Figure content listings
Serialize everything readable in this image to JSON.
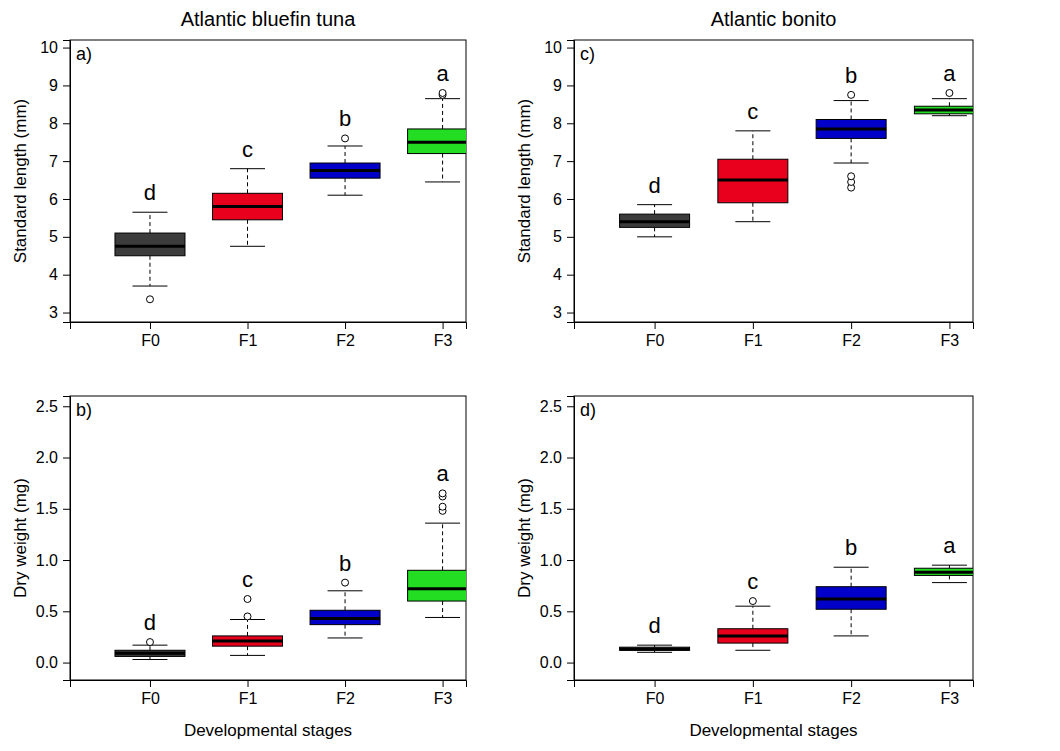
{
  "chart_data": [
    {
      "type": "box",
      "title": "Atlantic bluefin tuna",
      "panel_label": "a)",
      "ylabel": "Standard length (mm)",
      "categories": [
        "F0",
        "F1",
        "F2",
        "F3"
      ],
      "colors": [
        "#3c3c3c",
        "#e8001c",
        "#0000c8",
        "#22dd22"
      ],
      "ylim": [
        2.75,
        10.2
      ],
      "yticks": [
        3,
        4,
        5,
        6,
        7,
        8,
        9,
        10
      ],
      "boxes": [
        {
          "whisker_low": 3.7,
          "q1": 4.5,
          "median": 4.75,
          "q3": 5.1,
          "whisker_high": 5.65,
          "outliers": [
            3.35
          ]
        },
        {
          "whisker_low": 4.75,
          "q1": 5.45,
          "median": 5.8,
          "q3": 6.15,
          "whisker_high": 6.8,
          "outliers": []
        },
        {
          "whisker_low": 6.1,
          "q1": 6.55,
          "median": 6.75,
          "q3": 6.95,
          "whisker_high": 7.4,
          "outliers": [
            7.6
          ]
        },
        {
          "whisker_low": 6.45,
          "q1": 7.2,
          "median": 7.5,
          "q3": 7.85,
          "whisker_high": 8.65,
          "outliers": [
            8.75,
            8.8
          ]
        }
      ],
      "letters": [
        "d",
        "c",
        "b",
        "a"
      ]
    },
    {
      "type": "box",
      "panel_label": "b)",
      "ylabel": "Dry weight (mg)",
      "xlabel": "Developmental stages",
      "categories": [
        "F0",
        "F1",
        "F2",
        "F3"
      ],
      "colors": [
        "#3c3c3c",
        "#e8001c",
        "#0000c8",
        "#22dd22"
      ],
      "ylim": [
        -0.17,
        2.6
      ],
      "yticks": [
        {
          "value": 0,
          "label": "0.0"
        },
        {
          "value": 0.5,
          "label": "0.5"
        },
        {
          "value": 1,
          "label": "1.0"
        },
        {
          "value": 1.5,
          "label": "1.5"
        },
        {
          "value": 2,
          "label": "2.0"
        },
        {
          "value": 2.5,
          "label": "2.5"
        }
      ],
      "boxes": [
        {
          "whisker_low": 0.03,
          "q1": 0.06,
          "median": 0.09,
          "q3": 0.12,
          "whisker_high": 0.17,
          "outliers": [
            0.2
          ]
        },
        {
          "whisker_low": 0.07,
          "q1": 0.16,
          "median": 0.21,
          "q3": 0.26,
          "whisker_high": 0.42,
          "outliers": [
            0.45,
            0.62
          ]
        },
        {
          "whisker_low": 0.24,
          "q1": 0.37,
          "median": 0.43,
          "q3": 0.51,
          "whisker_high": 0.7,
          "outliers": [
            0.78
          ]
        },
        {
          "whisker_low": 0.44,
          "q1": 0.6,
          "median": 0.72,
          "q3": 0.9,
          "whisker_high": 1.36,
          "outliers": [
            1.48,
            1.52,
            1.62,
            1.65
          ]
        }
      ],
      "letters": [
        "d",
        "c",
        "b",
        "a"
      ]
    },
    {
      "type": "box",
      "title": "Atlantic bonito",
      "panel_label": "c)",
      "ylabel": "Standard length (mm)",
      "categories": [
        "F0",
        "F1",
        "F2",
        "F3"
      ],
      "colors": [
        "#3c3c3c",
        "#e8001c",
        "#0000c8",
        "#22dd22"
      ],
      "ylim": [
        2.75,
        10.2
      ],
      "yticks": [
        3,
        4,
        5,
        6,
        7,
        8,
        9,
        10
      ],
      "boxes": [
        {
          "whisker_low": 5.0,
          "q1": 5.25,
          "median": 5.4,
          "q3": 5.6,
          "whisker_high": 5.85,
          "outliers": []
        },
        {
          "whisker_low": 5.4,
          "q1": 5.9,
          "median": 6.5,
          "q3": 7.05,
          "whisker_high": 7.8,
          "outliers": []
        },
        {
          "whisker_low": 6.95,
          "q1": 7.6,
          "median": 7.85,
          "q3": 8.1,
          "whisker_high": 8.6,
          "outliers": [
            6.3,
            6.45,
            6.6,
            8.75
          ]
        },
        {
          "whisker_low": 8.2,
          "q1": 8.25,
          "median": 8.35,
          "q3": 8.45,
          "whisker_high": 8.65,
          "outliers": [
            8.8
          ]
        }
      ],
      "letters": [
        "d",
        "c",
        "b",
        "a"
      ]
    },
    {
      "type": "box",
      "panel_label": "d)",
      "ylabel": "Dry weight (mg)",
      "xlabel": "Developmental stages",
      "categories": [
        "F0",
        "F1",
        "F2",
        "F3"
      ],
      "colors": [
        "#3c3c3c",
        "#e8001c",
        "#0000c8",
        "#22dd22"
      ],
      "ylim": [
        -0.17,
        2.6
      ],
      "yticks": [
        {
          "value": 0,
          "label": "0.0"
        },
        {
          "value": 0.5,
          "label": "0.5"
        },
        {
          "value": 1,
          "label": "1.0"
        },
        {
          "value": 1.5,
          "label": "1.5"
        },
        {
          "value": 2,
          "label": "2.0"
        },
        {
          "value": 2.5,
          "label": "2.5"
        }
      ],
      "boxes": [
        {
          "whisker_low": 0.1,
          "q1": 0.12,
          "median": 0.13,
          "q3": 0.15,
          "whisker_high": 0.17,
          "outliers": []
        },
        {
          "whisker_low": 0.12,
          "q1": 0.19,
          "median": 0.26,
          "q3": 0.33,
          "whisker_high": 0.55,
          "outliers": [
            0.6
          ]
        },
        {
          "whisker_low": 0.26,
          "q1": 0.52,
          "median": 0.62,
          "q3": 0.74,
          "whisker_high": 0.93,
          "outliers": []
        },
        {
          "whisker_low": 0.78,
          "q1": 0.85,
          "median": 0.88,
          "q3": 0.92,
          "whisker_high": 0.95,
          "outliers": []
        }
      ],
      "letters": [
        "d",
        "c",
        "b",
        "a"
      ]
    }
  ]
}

▸ **INSTRUCTIONS TO FOLLOW**
Go through the material above and print all of it exactly, except the pictures.

▸ **TASK RESPONSE**
Serialize everything readable in this image to JSON.
{
  "chart_data": [
    {
      "type": "box",
      "title": "Atlantic bluefin tuna",
      "panel_label": "a)",
      "ylabel": "Standard length (mm)",
      "categories": [
        "F0",
        "F1",
        "F2",
        "F3"
      ],
      "colors": [
        "#3c3c3c",
        "#e8001c",
        "#0000c8",
        "#22dd22"
      ],
      "ylim": [
        2.75,
        10.2
      ],
      "yticks": [
        3,
        4,
        5,
        6,
        7,
        8,
        9,
        10
      ],
      "boxes": [
        {
          "whisker_low": 3.7,
          "q1": 4.5,
          "median": 4.75,
          "q3": 5.1,
          "whisker_high": 5.65,
          "outliers": [
            3.35
          ]
        },
        {
          "whisker_low": 4.75,
          "q1": 5.45,
          "median": 5.8,
          "q3": 6.15,
          "whisker_high": 6.8,
          "outliers": []
        },
        {
          "whisker_low": 6.1,
          "q1": 6.55,
          "median": 6.75,
          "q3": 6.95,
          "whisker_high": 7.4,
          "outliers": [
            7.6
          ]
        },
        {
          "whisker_low": 6.45,
          "q1": 7.2,
          "median": 7.5,
          "q3": 7.85,
          "whisker_high": 8.65,
          "outliers": [
            8.75,
            8.8
          ]
        }
      ],
      "letters": [
        "d",
        "c",
        "b",
        "a"
      ]
    },
    {
      "type": "box",
      "panel_label": "b)",
      "ylabel": "Dry weight (mg)",
      "xlabel": "Developmental stages",
      "categories": [
        "F0",
        "F1",
        "F2",
        "F3"
      ],
      "colors": [
        "#3c3c3c",
        "#e8001c",
        "#0000c8",
        "#22dd22"
      ],
      "ylim": [
        -0.17,
        2.6
      ],
      "yticks": [
        {
          "value": 0,
          "label": "0.0"
        },
        {
          "value": 0.5,
          "label": "0.5"
        },
        {
          "value": 1,
          "label": "1.0"
        },
        {
          "value": 1.5,
          "label": "1.5"
        },
        {
          "value": 2,
          "label": "2.0"
        },
        {
          "value": 2.5,
          "label": "2.5"
        }
      ],
      "boxes": [
        {
          "whisker_low": 0.03,
          "q1": 0.06,
          "median": 0.09,
          "q3": 0.12,
          "whisker_high": 0.17,
          "outliers": [
            0.2
          ]
        },
        {
          "whisker_low": 0.07,
          "q1": 0.16,
          "median": 0.21,
          "q3": 0.26,
          "whisker_high": 0.42,
          "outliers": [
            0.45,
            0.62
          ]
        },
        {
          "whisker_low": 0.24,
          "q1": 0.37,
          "median": 0.43,
          "q3": 0.51,
          "whisker_high": 0.7,
          "outliers": [
            0.78
          ]
        },
        {
          "whisker_low": 0.44,
          "q1": 0.6,
          "median": 0.72,
          "q3": 0.9,
          "whisker_high": 1.36,
          "outliers": [
            1.48,
            1.52,
            1.62,
            1.65
          ]
        }
      ],
      "letters": [
        "d",
        "c",
        "b",
        "a"
      ]
    },
    {
      "type": "box",
      "title": "Atlantic bonito",
      "panel_label": "c)",
      "ylabel": "Standard length (mm)",
      "categories": [
        "F0",
        "F1",
        "F2",
        "F3"
      ],
      "colors": [
        "#3c3c3c",
        "#e8001c",
        "#0000c8",
        "#22dd22"
      ],
      "ylim": [
        2.75,
        10.2
      ],
      "yticks": [
        3,
        4,
        5,
        6,
        7,
        8,
        9,
        10
      ],
      "boxes": [
        {
          "whisker_low": 5.0,
          "q1": 5.25,
          "median": 5.4,
          "q3": 5.6,
          "whisker_high": 5.85,
          "outliers": []
        },
        {
          "whisker_low": 5.4,
          "q1": 5.9,
          "median": 6.5,
          "q3": 7.05,
          "whisker_high": 7.8,
          "outliers": []
        },
        {
          "whisker_low": 6.95,
          "q1": 7.6,
          "median": 7.85,
          "q3": 8.1,
          "whisker_high": 8.6,
          "outliers": [
            6.3,
            6.45,
            6.6,
            8.75
          ]
        },
        {
          "whisker_low": 8.2,
          "q1": 8.25,
          "median": 8.35,
          "q3": 8.45,
          "whisker_high": 8.65,
          "outliers": [
            8.8
          ]
        }
      ],
      "letters": [
        "d",
        "c",
        "b",
        "a"
      ]
    },
    {
      "type": "box",
      "panel_label": "d)",
      "ylabel": "Dry weight (mg)",
      "xlabel": "Developmental stages",
      "categories": [
        "F0",
        "F1",
        "F2",
        "F3"
      ],
      "colors": [
        "#3c3c3c",
        "#e8001c",
        "#0000c8",
        "#22dd22"
      ],
      "ylim": [
        -0.17,
        2.6
      ],
      "yticks": [
        {
          "value": 0,
          "label": "0.0"
        },
        {
          "value": 0.5,
          "label": "0.5"
        },
        {
          "value": 1,
          "label": "1.0"
        },
        {
          "value": 1.5,
          "label": "1.5"
        },
        {
          "value": 2,
          "label": "2.0"
        },
        {
          "value": 2.5,
          "label": "2.5"
        }
      ],
      "boxes": [
        {
          "whisker_low": 0.1,
          "q1": 0.12,
          "median": 0.13,
          "q3": 0.15,
          "whisker_high": 0.17,
          "outliers": []
        },
        {
          "whisker_low": 0.12,
          "q1": 0.19,
          "median": 0.26,
          "q3": 0.33,
          "whisker_high": 0.55,
          "outliers": [
            0.6
          ]
        },
        {
          "whisker_low": 0.26,
          "q1": 0.52,
          "median": 0.62,
          "q3": 0.74,
          "whisker_high": 0.93,
          "outliers": []
        },
        {
          "whisker_low": 0.78,
          "q1": 0.85,
          "median": 0.88,
          "q3": 0.92,
          "whisker_high": 0.95,
          "outliers": []
        }
      ],
      "letters": [
        "d",
        "c",
        "b",
        "a"
      ]
    }
  ]
}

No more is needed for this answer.